* **REQUIRED WORK**:
From the material below, list every line containing "COBOL".

* **RECORD SET**:
○ ○ ○ ○ ○
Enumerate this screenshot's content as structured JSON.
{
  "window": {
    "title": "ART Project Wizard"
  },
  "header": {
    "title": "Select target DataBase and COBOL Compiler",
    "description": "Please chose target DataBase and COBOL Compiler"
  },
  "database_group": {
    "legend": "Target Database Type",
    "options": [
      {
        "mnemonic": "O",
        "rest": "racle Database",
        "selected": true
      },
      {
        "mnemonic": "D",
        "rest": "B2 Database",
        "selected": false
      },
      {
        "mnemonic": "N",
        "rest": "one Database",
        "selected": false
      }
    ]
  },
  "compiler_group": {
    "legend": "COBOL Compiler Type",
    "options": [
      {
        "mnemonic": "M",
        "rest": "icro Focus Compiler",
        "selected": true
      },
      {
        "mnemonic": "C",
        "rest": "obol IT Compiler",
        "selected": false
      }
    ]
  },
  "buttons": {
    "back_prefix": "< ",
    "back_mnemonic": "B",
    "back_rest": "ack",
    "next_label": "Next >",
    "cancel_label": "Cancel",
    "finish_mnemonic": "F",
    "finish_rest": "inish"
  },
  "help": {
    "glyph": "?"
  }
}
○ ○ ○ ○ ○
* **EXERCISE RESPONSE**:
    "title": "Select target DataBase and COBOL Compiler",
    "description": "Please chose target DataBase and COBOL Compiler"
    "legend": "COBOL Compiler Type",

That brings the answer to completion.